▶ WRITTEN EXERCISE: Identify every line containing the word "this" and reproduce each one.
─── DATASET
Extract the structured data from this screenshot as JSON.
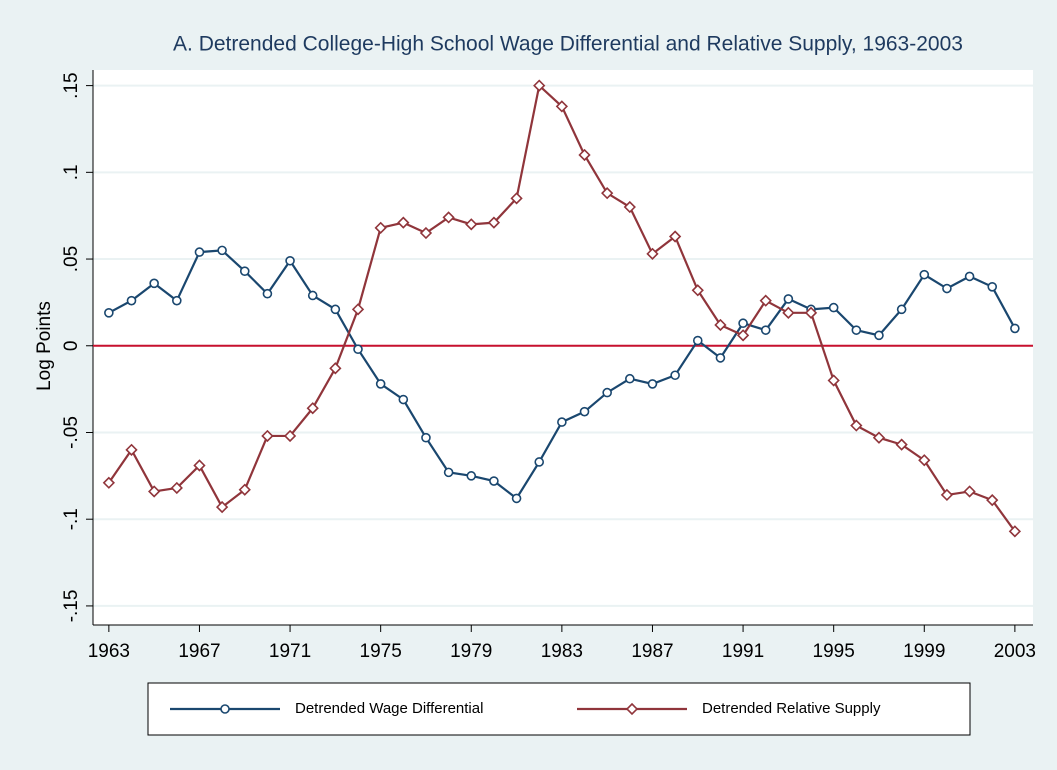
{
  "chart_data": {
    "type": "line",
    "title": "A. Detrended College-High School Wage Differential and Relative Supply, 1963-2003",
    "y_label": "Log Points",
    "x": [
      1963,
      1964,
      1965,
      1966,
      1967,
      1968,
      1969,
      1970,
      1971,
      1972,
      1973,
      1974,
      1975,
      1976,
      1977,
      1978,
      1979,
      1980,
      1981,
      1982,
      1983,
      1984,
      1985,
      1986,
      1987,
      1988,
      1989,
      1990,
      1991,
      1992,
      1993,
      1994,
      1995,
      1996,
      1997,
      1998,
      1999,
      2000,
      2001,
      2002,
      2003
    ],
    "series": [
      {
        "name": "Detrended Wage Differential",
        "color": "#1a476f",
        "marker": "circle",
        "values": [
          0.019,
          0.026,
          0.036,
          0.026,
          0.054,
          0.055,
          0.043,
          0.03,
          0.049,
          0.029,
          0.021,
          -0.002,
          -0.022,
          -0.031,
          -0.053,
          -0.073,
          -0.075,
          -0.078,
          -0.088,
          -0.067,
          -0.044,
          -0.038,
          -0.027,
          -0.019,
          -0.022,
          -0.017,
          0.003,
          -0.007,
          0.013,
          0.009,
          0.027,
          0.021,
          0.022,
          0.009,
          0.006,
          0.021,
          0.041,
          0.033,
          0.04,
          0.034,
          0.01
        ]
      },
      {
        "name": "Detrended Relative Supply",
        "color": "#90353b",
        "marker": "diamond",
        "values": [
          -0.079,
          -0.06,
          -0.084,
          -0.082,
          -0.069,
          -0.093,
          -0.083,
          -0.052,
          -0.052,
          -0.036,
          -0.013,
          0.021,
          0.068,
          0.071,
          0.065,
          0.074,
          0.07,
          0.071,
          0.085,
          0.15,
          0.138,
          0.11,
          0.088,
          0.08,
          0.053,
          0.063,
          0.032,
          0.012,
          0.006,
          0.026,
          0.019,
          0.019,
          -0.02,
          -0.046,
          -0.053,
          -0.057,
          -0.066,
          -0.086,
          -0.084,
          -0.089,
          -0.107
        ]
      }
    ],
    "xlim": [
      1962.3,
      2003.8
    ],
    "xticks": [
      1963,
      1967,
      1971,
      1975,
      1979,
      1983,
      1987,
      1991,
      1995,
      1999,
      2003
    ],
    "ylim": [
      -0.161,
      0.159
    ],
    "yticks": [
      {
        "value": -0.15,
        "label": "-.15"
      },
      {
        "value": -0.1,
        "label": "-.1"
      },
      {
        "value": -0.05,
        "label": "-.05"
      },
      0,
      {
        "value": 0.05,
        "label": ".05"
      },
      {
        "value": 0.1,
        "label": ".1"
      },
      {
        "value": 0.15,
        "label": ".15"
      }
    ],
    "grid": true,
    "hline": {
      "value": 0,
      "color": "#c8102e"
    },
    "legend": "bottom"
  }
}
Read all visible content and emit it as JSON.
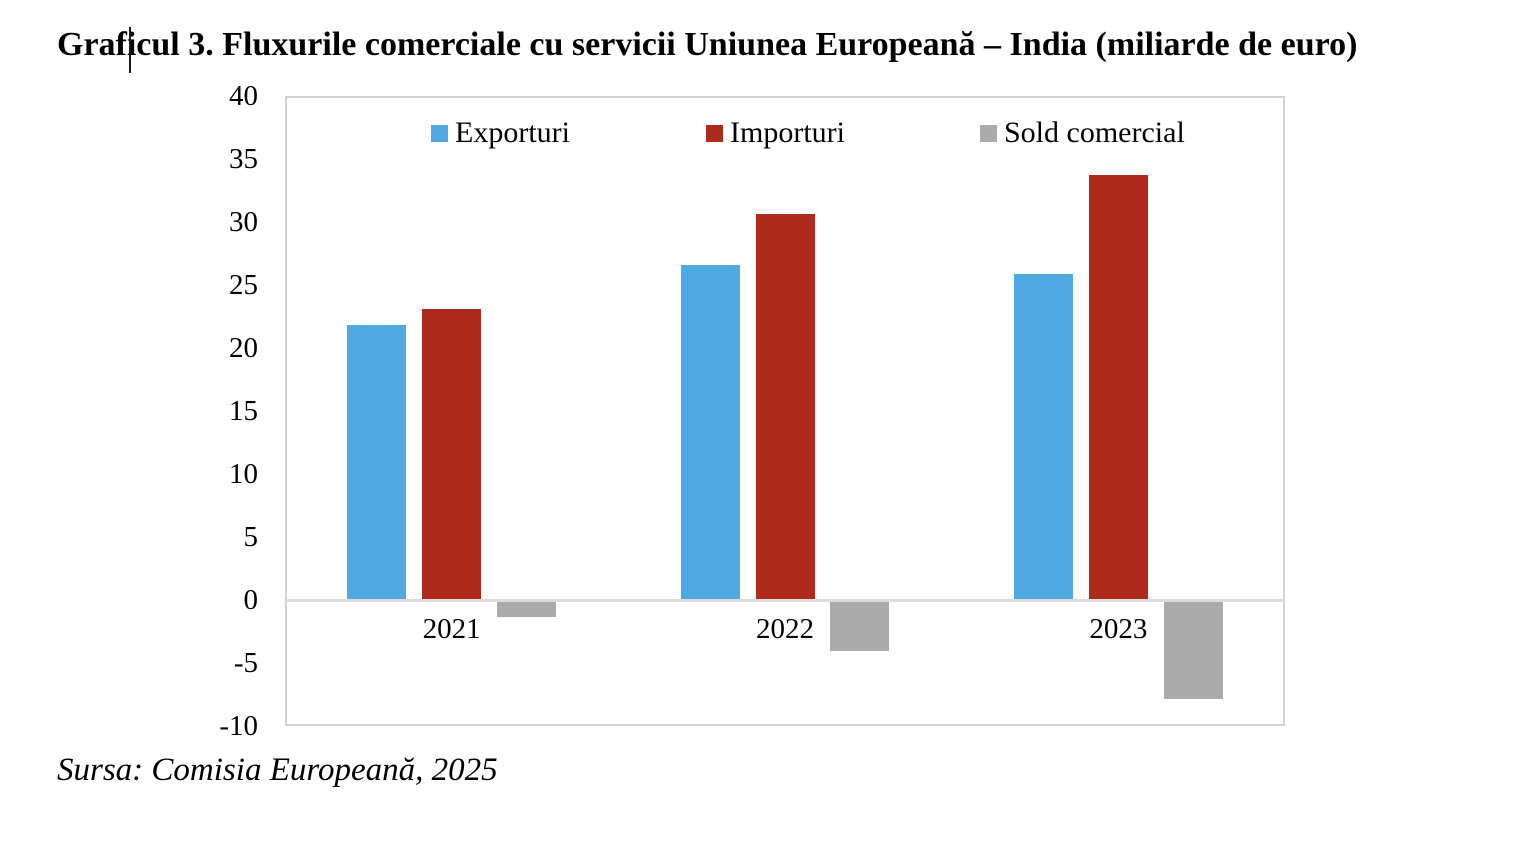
{
  "page": {
    "title": "Graficul 3. Fluxurile comerciale cu servicii Uniunea Europeană – India (miliarde de euro)",
    "source": "Sursa: Comisia Europeană, 2025"
  },
  "chart_data": {
    "type": "bar",
    "title": "Graficul 3. Fluxurile comerciale cu servicii Uniunea Europeană – India (miliarde de euro)",
    "units": "miliarde de euro",
    "categories": [
      "2021",
      "2022",
      "2023"
    ],
    "series": [
      {
        "name": "Exporturi",
        "color": "#50A9E1",
        "values": [
          21.8,
          26.6,
          25.9
        ]
      },
      {
        "name": "Importuri",
        "color": "#AE2A1C",
        "values": [
          23.1,
          30.6,
          33.7
        ]
      },
      {
        "name": "Sold comercial",
        "color": "#ABABAB",
        "values": [
          -1.3,
          -4.0,
          -7.8
        ]
      }
    ],
    "xlabel": "",
    "ylabel": "",
    "ylim": [
      -10,
      40
    ],
    "yticks": [
      40,
      35,
      30,
      25,
      20,
      15,
      10,
      5,
      0,
      -5,
      -10
    ],
    "grid": false,
    "legend_position": "top-inside",
    "source": "Sursa: Comisia Europeană, 2025"
  },
  "colors": {
    "exports": "#50A9E1",
    "imports": "#AE2A1C",
    "balance": "#ABABAB",
    "plot_border": "#D3D3D3",
    "zero_line": "#DCDCDC",
    "text": "#000000",
    "background": "#FFFFFF"
  }
}
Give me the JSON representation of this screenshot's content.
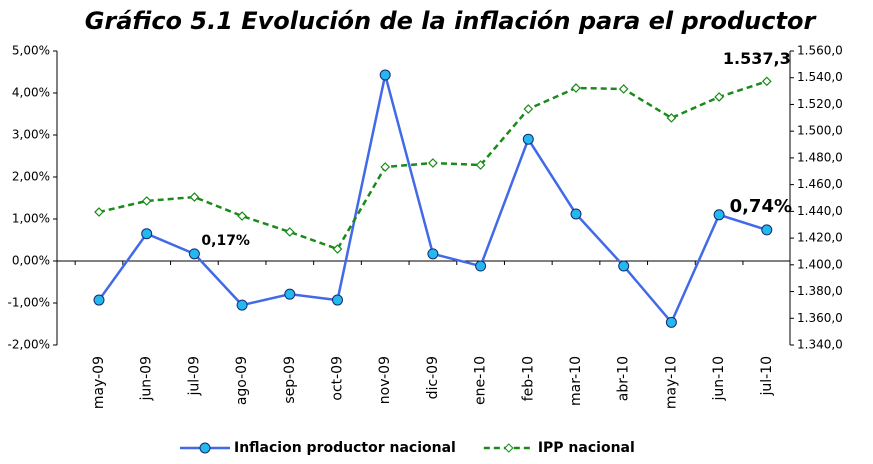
{
  "chart_data": {
    "type": "line",
    "title": "Gráfico 5.1   Evolución de la inflación para el productor",
    "categories": [
      "may-09",
      "jun-09",
      "jul-09",
      "ago-09",
      "sep-09",
      "oct-09",
      "nov-09",
      "dic-09",
      "ene-10",
      "feb-10",
      "mar-10",
      "abr-10",
      "may-10",
      "jun-10",
      "jul-10"
    ],
    "series": [
      {
        "name": "Inflacion productor nacional",
        "color": "#4169e8",
        "marker_color": "#22b8f0",
        "values": [
          -0.93,
          0.65,
          0.17,
          -1.05,
          -0.79,
          -0.93,
          4.43,
          0.17,
          -0.12,
          2.9,
          1.12,
          -0.12,
          -1.46,
          1.1,
          0.74
        ],
        "value_labels": [
          null,
          null,
          "0,17%",
          null,
          null,
          null,
          null,
          null,
          null,
          null,
          null,
          null,
          null,
          null,
          "0,74%"
        ]
      },
      {
        "name": "IPP nacional",
        "color": "#1a8a1a",
        "axis": "y2",
        "dashed": true,
        "values": [
          1439.5,
          1447.8,
          1450.7,
          1436.5,
          1424.6,
          1411.8,
          1473.2,
          1476.2,
          1474.7,
          1516.6,
          1532.3,
          1531.6,
          1509.9,
          1525.6,
          1537.3
        ],
        "value_labels": [
          null,
          null,
          null,
          null,
          null,
          null,
          null,
          null,
          null,
          null,
          null,
          null,
          null,
          null,
          "1.537,3"
        ]
      }
    ],
    "ylim": [
      -2,
      5
    ],
    "yticks": [
      {
        "value": -2,
        "label": "-2,00%"
      },
      {
        "value": -1,
        "label": "-1,00%"
      },
      {
        "value": 0,
        "label": "0,00%"
      },
      {
        "value": 1,
        "label": "1,00%"
      },
      {
        "value": 2,
        "label": "2,00%"
      },
      {
        "value": 3,
        "label": "3,00%"
      },
      {
        "value": 4,
        "label": "4,00%"
      },
      {
        "value": 5,
        "label": "5,00%"
      }
    ],
    "y2lim": [
      1340,
      1560
    ],
    "y2ticks": [
      {
        "value": 1340,
        "label": "1.340,0"
      },
      {
        "value": 1360,
        "label": "1.360,0"
      },
      {
        "value": 1380,
        "label": "1.380,0"
      },
      {
        "value": 1400,
        "label": "1.400,0"
      },
      {
        "value": 1420,
        "label": "1.420,0"
      },
      {
        "value": 1440,
        "label": "1.440,0"
      },
      {
        "value": 1460,
        "label": "1.460,0"
      },
      {
        "value": 1480,
        "label": "1.480,0"
      },
      {
        "value": 1500,
        "label": "1.500,0"
      },
      {
        "value": 1520,
        "label": "1.520,0"
      },
      {
        "value": 1540,
        "label": "1.540,0"
      },
      {
        "value": 1560,
        "label": "1.560,0"
      }
    ],
    "grid": false,
    "legend": "bottom"
  }
}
──────
▶ THE RESPONSE:
Extract the structured data from this screenshot as JSON.
Give me the JSON representation of this screenshot's content.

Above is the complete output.